→ TASK STATEMENT
Provide an exact copy of the data, excluding the images.

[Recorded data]

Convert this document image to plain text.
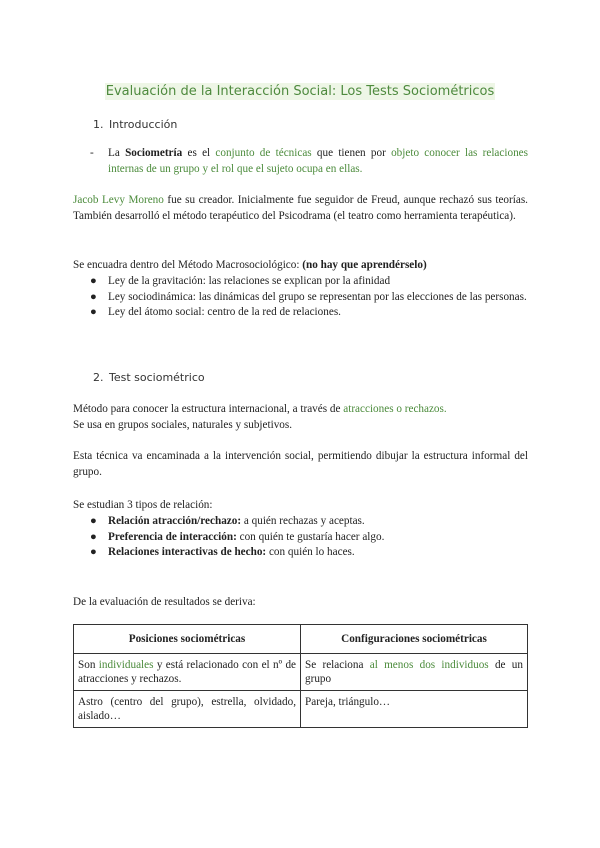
Evaluación de la Interacción Social: Los Tests Sociométricos
1. Introducción
- La Sociometría es el conjunto de técnicas que tienen por objeto conocer las relaciones internas de un grupo y el rol que el sujeto ocupa en ellas.
Jacob Levy Moreno fue su creador. Inicialmente fue seguidor de Freud, aunque rechazó sus teorías. También desarrolló el método terapéutico del Psicodrama (el teatro como herramienta terapéutica).
Se encuadra dentro del Método Macrosociológico: (no hay que aprendérselo)
● Ley de la gravitación: las relaciones se explican por la afinidad
● Ley sociodinámica: las dinámicas del grupo se representan por las elecciones de las personas.
● Ley del átomo social: centro de la red de relaciones.
2. Test sociométrico
Método para conocer la estructura internacional, a través de atracciones o rechazos.
Se usa en grupos sociales, naturales y subjetivos.
Esta técnica va encaminada a la intervención social, permitiendo dibujar la estructura informal del grupo.
Se estudian 3 tipos de relación:
● Relación atracción/rechazo: a quién rechazas y aceptas.
● Preferencia de interacción: con quién te gustaría hacer algo.
● Relaciones interactivas de hecho: con quién lo haces.
De la evaluación de resultados se deriva:
Posiciones sociométricas	Configuraciones sociométricas
Son individuales y está relacionado con el nº de atracciones y rechazos.	Se relaciona al menos dos individuos de un grupo
Astro (centro del grupo), estrella, olvidado, aislado…	Pareja, triángulo…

→ FINAL RESULT
Convert this document image to plain text.
Evaluación de la Interacción Social: Los Tests Sociométricos
1. Introducción
- La Sociometría es el conjunto de técnicas que tienen por objeto conocer las relaciones internas de un grupo y el rol que el sujeto ocupa en ellas.
Jacob Levy Moreno fue su creador. Inicialmente fue seguidor de Freud, aunque rechazó sus teorías. También desarrolló el método terapéutico del Psicodrama (el teatro como herramienta terapéutica).
Se encuadra dentro del Método Macrosociológico: (no hay que aprendérselo)
● Ley de la gravitación: las relaciones se explican por la afinidad
● Ley sociodinámica: las dinámicas del grupo se representan por las elecciones de las personas.
● Ley del átomo social: centro de la red de relaciones.
2. Test sociométrico
Método para conocer la estructura internacional, a través de atracciones o rechazos.
Se usa en grupos sociales, naturales y subjetivos.
Esta técnica va encaminada a la intervención social, permitiendo dibujar la estructura informal del grupo.
Se estudian 3 tipos de relación:
● Relación atracción/rechazo: a quién rechazas y aceptas.
● Preferencia de interacción: con quién te gustaría hacer algo.
● Relaciones interactivas de hecho: con quién lo haces.
De la evaluación de resultados se deriva:
Posiciones sociométricas	Configuraciones sociométricas
Son individuales y está relacionado con el nº de atracciones y rechazos.	Se relaciona al menos dos individuos de un grupo
Astro (centro del grupo), estrella, olvidado, aislado…	Pareja, triángulo…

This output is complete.